_What you need to do_
Please update the lines from the first one through the line that has "calc-no: (3) xyxy=(607,72,622,81)", putting "calc-result" in place of "calc-res" and changing nothing else.

_Given records_

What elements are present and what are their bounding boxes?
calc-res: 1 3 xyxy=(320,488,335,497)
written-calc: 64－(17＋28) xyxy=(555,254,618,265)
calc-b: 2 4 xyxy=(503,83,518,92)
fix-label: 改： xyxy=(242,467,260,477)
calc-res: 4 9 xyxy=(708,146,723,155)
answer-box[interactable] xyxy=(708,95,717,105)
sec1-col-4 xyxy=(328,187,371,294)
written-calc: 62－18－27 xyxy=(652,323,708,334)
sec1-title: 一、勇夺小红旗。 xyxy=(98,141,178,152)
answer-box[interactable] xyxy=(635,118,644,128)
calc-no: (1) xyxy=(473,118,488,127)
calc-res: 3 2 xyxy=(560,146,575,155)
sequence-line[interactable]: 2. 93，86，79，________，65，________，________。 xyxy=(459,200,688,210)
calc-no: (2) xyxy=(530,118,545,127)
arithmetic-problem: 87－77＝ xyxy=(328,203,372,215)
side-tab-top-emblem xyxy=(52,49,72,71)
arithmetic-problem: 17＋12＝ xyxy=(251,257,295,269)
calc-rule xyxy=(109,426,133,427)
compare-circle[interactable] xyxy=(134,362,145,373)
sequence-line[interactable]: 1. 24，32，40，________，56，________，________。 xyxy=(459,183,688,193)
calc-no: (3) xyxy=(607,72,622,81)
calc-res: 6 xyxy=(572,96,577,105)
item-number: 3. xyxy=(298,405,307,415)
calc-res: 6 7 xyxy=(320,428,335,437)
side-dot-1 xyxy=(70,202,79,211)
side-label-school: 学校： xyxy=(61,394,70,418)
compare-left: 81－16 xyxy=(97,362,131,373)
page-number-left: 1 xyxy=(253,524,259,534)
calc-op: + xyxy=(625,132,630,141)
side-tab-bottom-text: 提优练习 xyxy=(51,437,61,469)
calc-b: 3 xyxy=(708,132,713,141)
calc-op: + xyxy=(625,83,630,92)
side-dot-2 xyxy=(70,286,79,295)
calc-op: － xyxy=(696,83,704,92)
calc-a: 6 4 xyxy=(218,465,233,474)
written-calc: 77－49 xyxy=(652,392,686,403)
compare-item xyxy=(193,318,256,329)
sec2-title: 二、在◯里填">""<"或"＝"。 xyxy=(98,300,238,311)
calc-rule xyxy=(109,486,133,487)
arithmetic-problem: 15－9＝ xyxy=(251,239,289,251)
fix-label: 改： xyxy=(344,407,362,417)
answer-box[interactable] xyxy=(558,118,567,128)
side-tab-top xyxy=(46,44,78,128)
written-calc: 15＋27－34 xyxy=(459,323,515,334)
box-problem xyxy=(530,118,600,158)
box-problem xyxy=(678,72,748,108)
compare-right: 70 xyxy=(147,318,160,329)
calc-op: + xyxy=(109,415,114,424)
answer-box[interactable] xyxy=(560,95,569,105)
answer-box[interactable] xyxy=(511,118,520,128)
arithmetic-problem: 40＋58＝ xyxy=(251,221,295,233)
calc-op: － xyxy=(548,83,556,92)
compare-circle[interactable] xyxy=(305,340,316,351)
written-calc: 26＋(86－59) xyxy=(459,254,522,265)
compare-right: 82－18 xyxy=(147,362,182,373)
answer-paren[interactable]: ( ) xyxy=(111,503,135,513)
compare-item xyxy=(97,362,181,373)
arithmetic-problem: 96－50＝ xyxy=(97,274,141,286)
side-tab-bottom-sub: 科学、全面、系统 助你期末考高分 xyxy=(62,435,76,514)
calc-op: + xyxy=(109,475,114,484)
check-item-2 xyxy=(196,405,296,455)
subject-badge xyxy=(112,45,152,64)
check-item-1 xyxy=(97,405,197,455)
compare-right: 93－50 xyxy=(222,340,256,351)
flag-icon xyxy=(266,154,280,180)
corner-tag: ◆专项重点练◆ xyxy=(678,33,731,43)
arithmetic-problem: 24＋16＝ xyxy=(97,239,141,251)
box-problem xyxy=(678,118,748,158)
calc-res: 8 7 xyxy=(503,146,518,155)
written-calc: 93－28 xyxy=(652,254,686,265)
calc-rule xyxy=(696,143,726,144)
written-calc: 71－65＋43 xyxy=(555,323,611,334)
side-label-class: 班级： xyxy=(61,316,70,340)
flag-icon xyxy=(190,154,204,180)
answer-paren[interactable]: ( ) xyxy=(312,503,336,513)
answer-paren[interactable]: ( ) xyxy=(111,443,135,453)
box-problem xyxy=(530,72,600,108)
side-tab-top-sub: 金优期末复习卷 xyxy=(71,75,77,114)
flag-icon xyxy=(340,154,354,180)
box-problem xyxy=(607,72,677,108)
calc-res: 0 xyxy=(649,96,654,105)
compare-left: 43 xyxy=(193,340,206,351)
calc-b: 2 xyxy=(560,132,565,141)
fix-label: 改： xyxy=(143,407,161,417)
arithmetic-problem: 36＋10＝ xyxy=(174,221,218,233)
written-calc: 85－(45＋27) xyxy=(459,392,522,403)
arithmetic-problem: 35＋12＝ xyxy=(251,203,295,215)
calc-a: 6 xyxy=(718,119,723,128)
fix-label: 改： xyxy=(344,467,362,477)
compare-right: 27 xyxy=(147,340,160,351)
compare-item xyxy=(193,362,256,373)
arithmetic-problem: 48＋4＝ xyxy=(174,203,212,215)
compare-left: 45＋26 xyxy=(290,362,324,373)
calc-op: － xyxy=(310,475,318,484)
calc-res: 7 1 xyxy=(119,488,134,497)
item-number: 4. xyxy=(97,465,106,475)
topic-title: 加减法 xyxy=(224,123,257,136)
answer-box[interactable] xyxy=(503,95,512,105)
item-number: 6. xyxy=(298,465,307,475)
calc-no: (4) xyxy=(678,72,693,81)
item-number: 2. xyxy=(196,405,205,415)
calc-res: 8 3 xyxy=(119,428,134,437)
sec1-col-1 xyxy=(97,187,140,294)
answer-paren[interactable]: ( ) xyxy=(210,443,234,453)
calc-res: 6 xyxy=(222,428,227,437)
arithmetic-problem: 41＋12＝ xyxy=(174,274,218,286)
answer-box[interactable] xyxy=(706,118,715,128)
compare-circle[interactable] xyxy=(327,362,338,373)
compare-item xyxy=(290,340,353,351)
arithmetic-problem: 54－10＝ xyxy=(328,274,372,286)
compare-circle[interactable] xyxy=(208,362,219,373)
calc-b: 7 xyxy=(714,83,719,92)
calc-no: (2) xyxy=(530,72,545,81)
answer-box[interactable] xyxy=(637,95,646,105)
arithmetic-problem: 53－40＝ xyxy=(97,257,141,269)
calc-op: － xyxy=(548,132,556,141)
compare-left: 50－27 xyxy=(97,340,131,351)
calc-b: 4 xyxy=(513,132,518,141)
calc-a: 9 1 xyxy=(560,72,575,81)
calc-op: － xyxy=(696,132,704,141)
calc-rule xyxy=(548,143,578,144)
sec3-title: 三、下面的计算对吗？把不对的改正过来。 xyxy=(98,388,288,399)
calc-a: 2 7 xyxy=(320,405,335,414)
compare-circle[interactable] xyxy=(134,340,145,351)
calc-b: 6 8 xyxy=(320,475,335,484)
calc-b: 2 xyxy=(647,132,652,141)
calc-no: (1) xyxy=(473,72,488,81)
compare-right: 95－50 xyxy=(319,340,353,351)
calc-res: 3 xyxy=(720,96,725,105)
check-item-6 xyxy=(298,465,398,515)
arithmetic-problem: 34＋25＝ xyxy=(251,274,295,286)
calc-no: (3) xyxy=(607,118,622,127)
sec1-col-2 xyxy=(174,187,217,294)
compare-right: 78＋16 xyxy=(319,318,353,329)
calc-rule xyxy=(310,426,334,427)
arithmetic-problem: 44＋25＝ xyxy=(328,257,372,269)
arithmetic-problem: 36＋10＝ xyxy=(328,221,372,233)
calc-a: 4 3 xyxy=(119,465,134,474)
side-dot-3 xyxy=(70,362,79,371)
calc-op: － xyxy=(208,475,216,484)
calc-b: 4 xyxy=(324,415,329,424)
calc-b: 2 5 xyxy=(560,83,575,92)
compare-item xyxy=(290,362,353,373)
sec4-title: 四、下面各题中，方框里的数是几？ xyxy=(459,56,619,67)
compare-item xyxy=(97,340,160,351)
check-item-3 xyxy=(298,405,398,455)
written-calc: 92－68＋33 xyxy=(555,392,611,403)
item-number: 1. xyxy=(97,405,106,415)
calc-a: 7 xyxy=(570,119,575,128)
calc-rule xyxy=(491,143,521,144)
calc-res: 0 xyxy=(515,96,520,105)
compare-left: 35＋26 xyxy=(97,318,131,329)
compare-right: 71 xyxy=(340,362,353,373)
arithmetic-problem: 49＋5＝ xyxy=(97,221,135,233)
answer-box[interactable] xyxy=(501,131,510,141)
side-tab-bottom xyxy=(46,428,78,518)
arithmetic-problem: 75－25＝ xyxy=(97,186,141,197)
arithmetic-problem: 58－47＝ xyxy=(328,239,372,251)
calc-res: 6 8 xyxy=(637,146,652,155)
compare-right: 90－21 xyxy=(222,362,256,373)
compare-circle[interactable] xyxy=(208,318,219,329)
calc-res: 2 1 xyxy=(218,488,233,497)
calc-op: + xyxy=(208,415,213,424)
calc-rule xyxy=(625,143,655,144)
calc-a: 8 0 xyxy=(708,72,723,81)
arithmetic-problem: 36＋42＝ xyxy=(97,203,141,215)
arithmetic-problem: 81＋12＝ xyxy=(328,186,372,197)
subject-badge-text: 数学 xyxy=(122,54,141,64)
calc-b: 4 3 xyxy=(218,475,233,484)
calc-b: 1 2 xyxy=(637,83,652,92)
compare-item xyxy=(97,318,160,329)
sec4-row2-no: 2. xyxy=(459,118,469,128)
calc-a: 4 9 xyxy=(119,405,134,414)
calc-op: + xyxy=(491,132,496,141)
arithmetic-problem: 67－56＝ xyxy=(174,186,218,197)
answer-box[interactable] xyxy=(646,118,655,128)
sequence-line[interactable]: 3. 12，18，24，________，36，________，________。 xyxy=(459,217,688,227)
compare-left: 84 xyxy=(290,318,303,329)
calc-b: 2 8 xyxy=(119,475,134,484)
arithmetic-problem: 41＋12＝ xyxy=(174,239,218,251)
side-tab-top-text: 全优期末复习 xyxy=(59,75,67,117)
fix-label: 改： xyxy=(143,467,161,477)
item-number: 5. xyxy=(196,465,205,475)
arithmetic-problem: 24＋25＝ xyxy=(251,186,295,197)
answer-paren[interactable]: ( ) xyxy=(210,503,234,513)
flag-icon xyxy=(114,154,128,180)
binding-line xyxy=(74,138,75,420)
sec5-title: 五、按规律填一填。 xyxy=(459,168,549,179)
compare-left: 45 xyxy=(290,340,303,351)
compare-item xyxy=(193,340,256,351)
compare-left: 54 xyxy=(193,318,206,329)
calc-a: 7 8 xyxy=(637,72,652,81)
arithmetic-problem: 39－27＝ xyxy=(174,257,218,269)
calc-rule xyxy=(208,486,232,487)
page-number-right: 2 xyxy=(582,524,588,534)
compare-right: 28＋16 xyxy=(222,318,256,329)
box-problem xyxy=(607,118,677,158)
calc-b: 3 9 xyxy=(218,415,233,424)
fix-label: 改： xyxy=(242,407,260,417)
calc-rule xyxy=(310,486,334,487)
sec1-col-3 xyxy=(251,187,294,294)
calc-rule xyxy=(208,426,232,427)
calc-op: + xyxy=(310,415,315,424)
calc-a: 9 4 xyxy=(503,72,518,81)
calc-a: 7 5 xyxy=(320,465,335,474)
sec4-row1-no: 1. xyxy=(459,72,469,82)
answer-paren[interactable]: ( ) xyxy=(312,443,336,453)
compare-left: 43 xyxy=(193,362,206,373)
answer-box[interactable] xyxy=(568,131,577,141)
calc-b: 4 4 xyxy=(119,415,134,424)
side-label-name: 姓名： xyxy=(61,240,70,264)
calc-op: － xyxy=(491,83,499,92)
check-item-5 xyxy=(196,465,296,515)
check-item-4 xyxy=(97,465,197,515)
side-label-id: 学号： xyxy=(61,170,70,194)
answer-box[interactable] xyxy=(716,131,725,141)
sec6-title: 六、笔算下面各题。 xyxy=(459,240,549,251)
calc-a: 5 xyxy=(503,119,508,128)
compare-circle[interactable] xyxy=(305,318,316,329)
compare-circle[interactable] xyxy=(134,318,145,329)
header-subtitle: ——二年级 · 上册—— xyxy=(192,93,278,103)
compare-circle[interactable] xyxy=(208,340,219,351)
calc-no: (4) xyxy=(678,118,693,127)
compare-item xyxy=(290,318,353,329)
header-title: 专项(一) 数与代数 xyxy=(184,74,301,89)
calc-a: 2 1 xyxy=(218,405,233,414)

_Answer to this problem_
What elements are present and what are their bounding boxes?
calc-result: 1 3 xyxy=(320,488,335,497)
written-calc: 64－(17＋28) xyxy=(555,254,618,265)
calc-b: 2 4 xyxy=(503,83,518,92)
fix-label: 改： xyxy=(242,467,260,477)
calc-result: 4 9 xyxy=(708,146,723,155)
answer-box[interactable] xyxy=(708,95,717,105)
sec1-col-4 xyxy=(328,187,371,294)
written-calc: 62－18－27 xyxy=(652,323,708,334)
sec1-title: 一、勇夺小红旗。 xyxy=(98,141,178,152)
answer-box[interactable] xyxy=(635,118,644,128)
calc-no: (1) xyxy=(473,118,488,127)
calc-result: 3 2 xyxy=(560,146,575,155)
sequence-line[interactable]: 2. 93，86，79，________，65，________，________。 xyxy=(459,200,688,210)
calc-no: (2) xyxy=(530,118,545,127)
arithmetic-problem: 87－77＝ xyxy=(328,203,372,215)
side-tab-top-emblem xyxy=(52,49,72,71)
arithmetic-problem: 17＋12＝ xyxy=(251,257,295,269)
calc-rule xyxy=(109,426,133,427)
compare-circle[interactable] xyxy=(134,362,145,373)
sequence-line[interactable]: 1. 24，32，40，________，56，________，________。 xyxy=(459,183,688,193)
calc-no: (3) xyxy=(607,72,622,81)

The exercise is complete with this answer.